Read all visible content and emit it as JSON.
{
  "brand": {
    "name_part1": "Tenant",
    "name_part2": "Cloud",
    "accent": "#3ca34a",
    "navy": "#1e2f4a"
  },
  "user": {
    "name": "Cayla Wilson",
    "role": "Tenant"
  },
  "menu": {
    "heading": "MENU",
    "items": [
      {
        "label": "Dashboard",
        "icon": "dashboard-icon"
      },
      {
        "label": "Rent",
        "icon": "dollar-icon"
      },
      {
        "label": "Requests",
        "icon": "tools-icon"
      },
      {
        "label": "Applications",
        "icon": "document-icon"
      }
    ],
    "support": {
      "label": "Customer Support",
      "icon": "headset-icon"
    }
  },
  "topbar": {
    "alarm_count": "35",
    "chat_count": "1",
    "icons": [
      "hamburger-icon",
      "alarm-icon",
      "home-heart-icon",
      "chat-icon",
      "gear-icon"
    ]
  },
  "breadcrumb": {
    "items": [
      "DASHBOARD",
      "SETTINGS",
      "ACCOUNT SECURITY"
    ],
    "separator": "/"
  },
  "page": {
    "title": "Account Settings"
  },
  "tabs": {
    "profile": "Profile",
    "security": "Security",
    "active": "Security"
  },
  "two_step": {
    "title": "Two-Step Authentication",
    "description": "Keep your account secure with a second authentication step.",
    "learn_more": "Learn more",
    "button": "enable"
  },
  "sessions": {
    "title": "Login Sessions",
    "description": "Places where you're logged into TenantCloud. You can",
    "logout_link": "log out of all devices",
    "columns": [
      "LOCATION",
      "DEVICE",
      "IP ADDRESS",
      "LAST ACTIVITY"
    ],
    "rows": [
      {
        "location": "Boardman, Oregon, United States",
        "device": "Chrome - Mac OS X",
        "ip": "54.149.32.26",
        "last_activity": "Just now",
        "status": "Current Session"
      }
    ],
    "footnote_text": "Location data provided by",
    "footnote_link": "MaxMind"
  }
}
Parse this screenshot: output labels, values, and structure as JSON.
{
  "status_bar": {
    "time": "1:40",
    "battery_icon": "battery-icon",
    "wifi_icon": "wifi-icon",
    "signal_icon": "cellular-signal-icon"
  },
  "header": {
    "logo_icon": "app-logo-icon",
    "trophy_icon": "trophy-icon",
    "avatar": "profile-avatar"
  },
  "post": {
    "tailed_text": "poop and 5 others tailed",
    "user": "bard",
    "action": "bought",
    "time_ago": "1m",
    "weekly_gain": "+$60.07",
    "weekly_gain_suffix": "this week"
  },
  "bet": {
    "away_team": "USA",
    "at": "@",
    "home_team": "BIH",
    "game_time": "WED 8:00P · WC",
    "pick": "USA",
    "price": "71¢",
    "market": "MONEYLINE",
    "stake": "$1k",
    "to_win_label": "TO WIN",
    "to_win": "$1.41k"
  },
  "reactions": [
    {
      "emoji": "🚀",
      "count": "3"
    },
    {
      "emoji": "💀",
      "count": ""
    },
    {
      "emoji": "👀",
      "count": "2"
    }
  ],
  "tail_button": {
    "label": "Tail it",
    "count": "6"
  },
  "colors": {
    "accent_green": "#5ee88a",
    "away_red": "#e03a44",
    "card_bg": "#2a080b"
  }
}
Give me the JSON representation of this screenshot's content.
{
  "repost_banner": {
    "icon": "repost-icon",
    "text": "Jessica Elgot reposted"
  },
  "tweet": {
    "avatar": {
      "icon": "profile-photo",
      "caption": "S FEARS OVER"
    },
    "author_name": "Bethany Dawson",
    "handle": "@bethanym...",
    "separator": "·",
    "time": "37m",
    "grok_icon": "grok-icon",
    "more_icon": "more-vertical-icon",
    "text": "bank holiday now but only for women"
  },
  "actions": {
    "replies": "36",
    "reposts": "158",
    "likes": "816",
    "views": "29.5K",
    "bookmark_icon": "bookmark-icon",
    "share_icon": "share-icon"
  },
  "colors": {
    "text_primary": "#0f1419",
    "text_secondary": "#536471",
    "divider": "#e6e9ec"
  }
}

• • • • • • •

__THE PROBLEM__
Retype every record above exactly as written.

__SOLUTION__
Read all visible content and emit it as JSON.
{
  "brand": {
    "name_part1": "Tenant",
    "name_part2": "Cloud",
    "accent": "#3ca34a",
    "navy": "#1e2f4a"
  },
  "user": {
    "name": "Cayla Wilson",
    "role": "Tenant"
  },
  "menu": {
    "heading": "MENU",
    "items": [
      {
        "label": "Dashboard",
        "icon": "dashboard-icon"
      },
      {
        "label": "Rent",
        "icon": "dollar-icon"
      },
      {
        "label": "Requests",
        "icon": "tools-icon"
      },
      {
        "label": "Applications",
        "icon": "document-icon"
      }
    ],
    "support": {
      "label": "Customer Support",
      "icon": "headset-icon"
    }
  },
  "topbar": {
    "alarm_count": "35",
    "chat_count": "1",
    "icons": [
      "hamburger-icon",
      "alarm-icon",
      "home-heart-icon",
      "chat-icon",
      "gear-icon"
    ]
  },
  "breadcrumb": {
    "items": [
      "DASHBOARD",
      "SETTINGS",
      "ACCOUNT SECURITY"
    ],
    "separator": "/"
  },
  "page": {
    "title": "Account Settings"
  },
  "tabs": {
    "profile": "Profile",
    "security": "Security",
    "active": "Security"
  },
  "two_step": {
    "title": "Two-Step Authentication",
    "description": "Keep your account secure with a second authentication step.",
    "learn_more": "Learn more",
    "button": "enable"
  },
  "sessions": {
    "title": "Login Sessions",
    "description": "Places where you're logged into TenantCloud. You can",
    "logout_link": "log out of all devices",
    "columns": [
      "LOCATION",
      "DEVICE",
      "IP ADDRESS",
      "LAST ACTIVITY"
    ],
    "rows": [
      {
        "location": "Boardman, Oregon, United States",
        "device": "Chrome - Mac OS X",
        "ip": "54.149.32.26",
        "last_activity": "Just now",
        "status": "Current Session"
      }
    ],
    "footnote_text": "Location data provided by",
    "footnote_link": "MaxMind"
  }
}
Parse this screenshot: output labels, values, and structure as JSON.
{
  "status_bar": {
    "time": "1:40",
    "battery_icon": "battery-icon",
    "wifi_icon": "wifi-icon",
    "signal_icon": "cellular-signal-icon"
  },
  "header": {
    "logo_icon": "app-logo-icon",
    "trophy_icon": "trophy-icon",
    "avatar": "profile-avatar"
  },
  "post": {
    "tailed_text": "poop and 5 others tailed",
    "user": "bard",
    "action": "bought",
    "time_ago": "1m",
    "weekly_gain": "+$60.07",
    "weekly_gain_suffix": "this week"
  },
  "bet": {
    "away_team": "USA",
    "at": "@",
    "home_team": "BIH",
    "game_time": "WED 8:00P · WC",
    "pick": "USA",
    "price": "71¢",
    "market": "MONEYLINE",
    "stake": "$1k",
    "to_win_label": "TO WIN",
    "to_win": "$1.41k"
  },
  "reactions": [
    {
      "emoji": "🚀",
      "count": "3"
    },
    {
      "emoji": "💀",
      "count": ""
    },
    {
      "emoji": "👀",
      "count": "2"
    }
  ],
  "tail_button": {
    "label": "Tail it",
    "count": "6"
  },
  "colors": {
    "accent_green": "#5ee88a",
    "away_red": "#e03a44",
    "card_bg": "#2a080b"
  }
}
Give me the JSON representation of this screenshot's content.
{
  "repost_banner": {
    "icon": "repost-icon",
    "text": "Jessica Elgot reposted"
  },
  "tweet": {
    "avatar": {
      "icon": "profile-photo",
      "caption": "S FEARS OVER"
    },
    "author_name": "Bethany Dawson",
    "handle": "@bethanym...",
    "separator": "·",
    "time": "37m",
    "grok_icon": "grok-icon",
    "more_icon": "more-vertical-icon",
    "text": "bank holiday now but only for women"
  },
  "actions": {
    "replies": "36",
    "reposts": "158",
    "likes": "816",
    "views": "29.5K",
    "bookmark_icon": "bookmark-icon",
    "share_icon": "share-icon"
  },
  "colors": {
    "text_primary": "#0f1419",
    "text_secondary": "#536471",
    "divider": "#e6e9ec"
  }
}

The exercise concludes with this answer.